Problem requirements:
Lines below containing the word "kilocalories" should be copied out.
[Source data — start]
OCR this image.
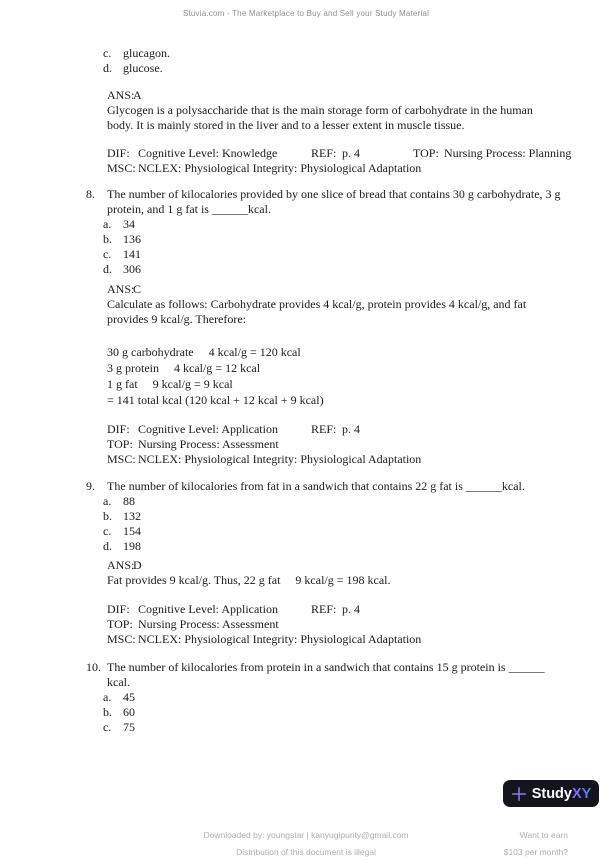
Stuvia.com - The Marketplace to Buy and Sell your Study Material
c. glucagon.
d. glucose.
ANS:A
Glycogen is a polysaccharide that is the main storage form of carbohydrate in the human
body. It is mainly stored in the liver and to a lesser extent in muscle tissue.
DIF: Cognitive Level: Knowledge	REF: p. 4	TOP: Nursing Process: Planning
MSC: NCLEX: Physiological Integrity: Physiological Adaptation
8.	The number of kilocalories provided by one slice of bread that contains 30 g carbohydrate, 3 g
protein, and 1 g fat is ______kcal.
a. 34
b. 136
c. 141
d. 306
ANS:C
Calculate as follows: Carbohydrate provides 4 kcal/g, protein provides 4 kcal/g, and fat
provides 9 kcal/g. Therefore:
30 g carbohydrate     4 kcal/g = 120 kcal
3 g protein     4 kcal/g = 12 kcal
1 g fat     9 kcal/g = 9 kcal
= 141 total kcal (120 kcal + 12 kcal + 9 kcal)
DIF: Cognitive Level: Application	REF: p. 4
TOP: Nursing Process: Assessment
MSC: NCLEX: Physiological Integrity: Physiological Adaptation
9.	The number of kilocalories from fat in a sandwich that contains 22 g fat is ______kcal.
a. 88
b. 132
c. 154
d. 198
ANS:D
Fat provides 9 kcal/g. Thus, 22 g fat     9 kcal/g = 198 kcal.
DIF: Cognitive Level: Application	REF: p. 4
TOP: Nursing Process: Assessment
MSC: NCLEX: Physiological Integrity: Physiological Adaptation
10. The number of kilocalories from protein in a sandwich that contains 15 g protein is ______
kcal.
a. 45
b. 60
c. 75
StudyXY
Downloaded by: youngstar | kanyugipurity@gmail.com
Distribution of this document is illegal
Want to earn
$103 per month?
[Source data — finish]
Answer:
8.	The number of kilocalories provided by one slice of bread that contains 30 g carbohydrate, 3 g
9.	The number of kilocalories from fat in a sandwich that contains 22 g fat is ______kcal.
10. The number of kilocalories from protein in a sandwich that contains 15 g protein is ______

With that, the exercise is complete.